→ Given request: State how many lines of the data contain the word "Auswertung", and write nothing besides the number.

→ Provided data:
===

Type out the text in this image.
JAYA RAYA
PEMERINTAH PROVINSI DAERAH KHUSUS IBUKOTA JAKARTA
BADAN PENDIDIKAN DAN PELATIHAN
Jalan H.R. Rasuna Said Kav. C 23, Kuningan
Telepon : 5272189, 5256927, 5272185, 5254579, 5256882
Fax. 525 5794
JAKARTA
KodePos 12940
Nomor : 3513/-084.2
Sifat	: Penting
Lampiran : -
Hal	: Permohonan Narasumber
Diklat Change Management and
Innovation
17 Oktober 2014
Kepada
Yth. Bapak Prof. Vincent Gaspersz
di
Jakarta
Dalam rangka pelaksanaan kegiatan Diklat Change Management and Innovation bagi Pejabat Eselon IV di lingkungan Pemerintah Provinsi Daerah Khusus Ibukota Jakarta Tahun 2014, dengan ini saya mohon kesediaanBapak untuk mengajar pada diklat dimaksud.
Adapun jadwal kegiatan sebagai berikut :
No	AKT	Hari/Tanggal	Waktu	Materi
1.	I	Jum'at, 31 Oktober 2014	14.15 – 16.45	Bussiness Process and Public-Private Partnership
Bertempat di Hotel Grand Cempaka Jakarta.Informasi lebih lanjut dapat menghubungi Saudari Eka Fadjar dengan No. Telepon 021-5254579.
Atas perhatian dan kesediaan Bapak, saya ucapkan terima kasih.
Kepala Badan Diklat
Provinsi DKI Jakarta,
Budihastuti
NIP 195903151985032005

===

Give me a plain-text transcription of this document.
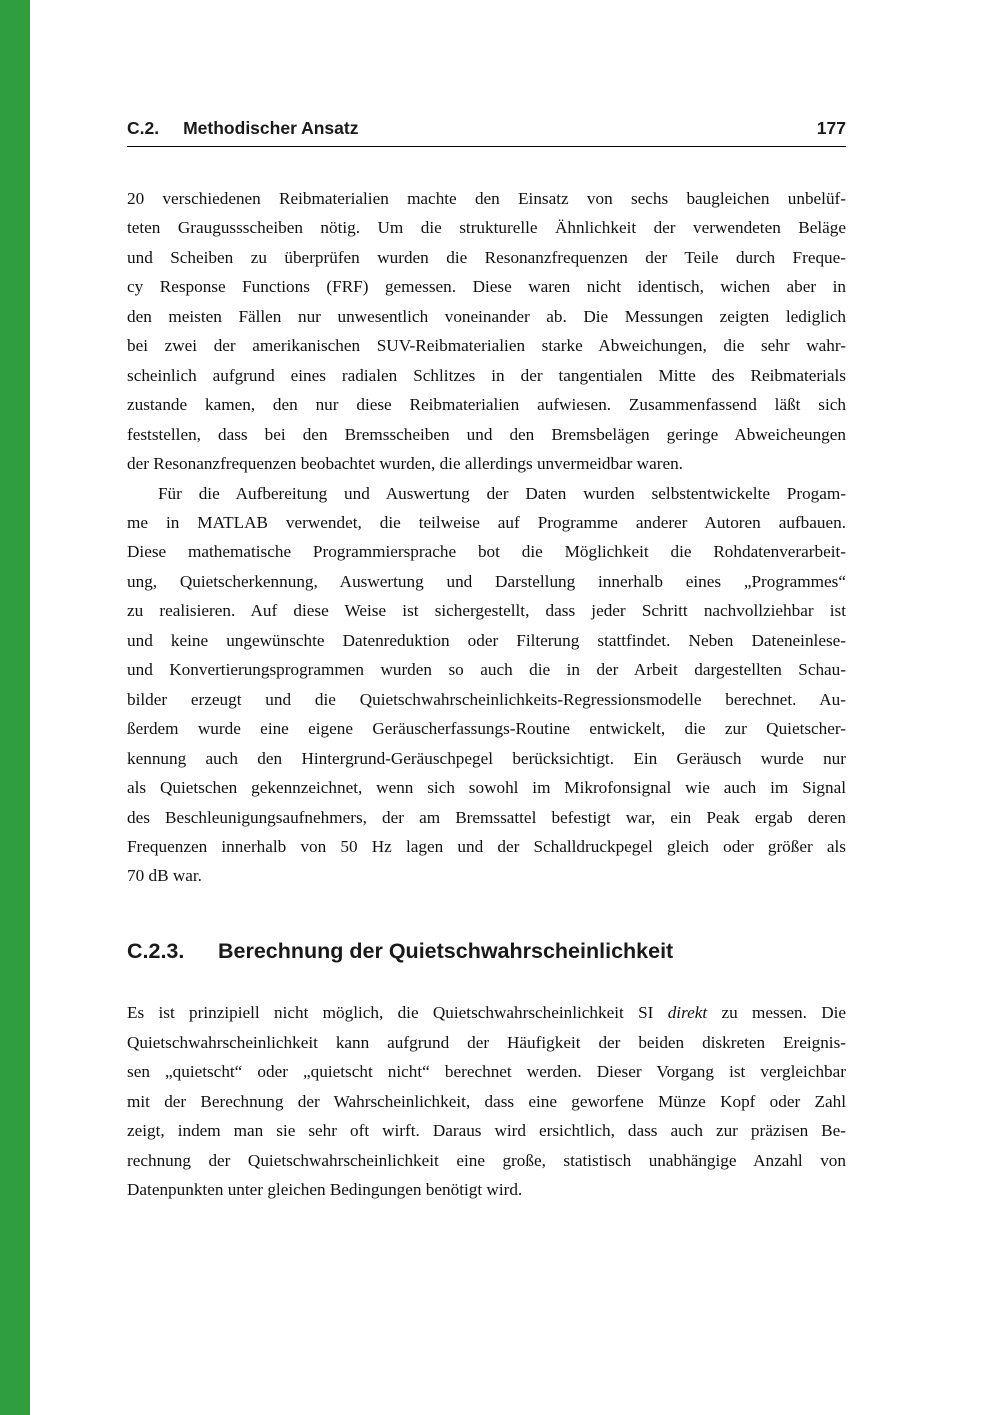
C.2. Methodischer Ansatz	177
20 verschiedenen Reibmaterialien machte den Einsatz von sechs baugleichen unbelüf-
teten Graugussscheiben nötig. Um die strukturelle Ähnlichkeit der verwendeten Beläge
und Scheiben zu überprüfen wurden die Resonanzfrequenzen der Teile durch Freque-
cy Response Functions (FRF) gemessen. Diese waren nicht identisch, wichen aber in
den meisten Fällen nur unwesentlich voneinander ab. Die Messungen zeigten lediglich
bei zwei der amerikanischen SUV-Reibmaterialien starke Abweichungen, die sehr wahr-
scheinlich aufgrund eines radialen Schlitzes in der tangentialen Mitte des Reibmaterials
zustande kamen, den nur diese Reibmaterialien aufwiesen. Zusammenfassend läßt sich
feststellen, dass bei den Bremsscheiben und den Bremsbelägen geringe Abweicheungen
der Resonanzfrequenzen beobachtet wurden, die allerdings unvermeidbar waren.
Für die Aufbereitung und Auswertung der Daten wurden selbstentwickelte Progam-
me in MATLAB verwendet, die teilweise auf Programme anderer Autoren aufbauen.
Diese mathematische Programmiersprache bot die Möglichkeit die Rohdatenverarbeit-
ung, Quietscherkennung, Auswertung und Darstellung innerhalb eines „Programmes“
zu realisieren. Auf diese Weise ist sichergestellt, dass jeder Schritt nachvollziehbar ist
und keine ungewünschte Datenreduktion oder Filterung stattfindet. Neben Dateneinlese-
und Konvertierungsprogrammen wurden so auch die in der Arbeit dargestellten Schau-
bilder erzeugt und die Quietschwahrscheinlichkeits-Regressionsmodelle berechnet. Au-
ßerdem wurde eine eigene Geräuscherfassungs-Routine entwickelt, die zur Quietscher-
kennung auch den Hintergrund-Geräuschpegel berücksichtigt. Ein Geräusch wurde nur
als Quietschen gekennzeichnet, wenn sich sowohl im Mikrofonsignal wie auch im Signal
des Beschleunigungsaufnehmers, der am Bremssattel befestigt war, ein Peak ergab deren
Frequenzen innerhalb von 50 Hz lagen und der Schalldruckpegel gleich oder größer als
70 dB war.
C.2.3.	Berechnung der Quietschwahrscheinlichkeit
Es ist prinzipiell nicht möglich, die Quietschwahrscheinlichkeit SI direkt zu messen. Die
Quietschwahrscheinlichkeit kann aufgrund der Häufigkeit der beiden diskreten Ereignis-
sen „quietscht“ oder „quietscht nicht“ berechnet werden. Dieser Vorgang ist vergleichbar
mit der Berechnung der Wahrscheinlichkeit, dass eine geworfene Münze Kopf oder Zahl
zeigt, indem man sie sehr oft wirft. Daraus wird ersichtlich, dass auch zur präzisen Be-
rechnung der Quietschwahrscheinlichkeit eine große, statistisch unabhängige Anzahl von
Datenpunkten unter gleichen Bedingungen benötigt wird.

===

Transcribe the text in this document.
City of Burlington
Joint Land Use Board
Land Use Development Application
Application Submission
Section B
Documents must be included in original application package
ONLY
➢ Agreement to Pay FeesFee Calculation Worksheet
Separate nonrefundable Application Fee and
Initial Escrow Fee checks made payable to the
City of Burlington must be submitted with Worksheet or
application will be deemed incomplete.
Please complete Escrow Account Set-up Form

===

→ Solution for this exercise: 2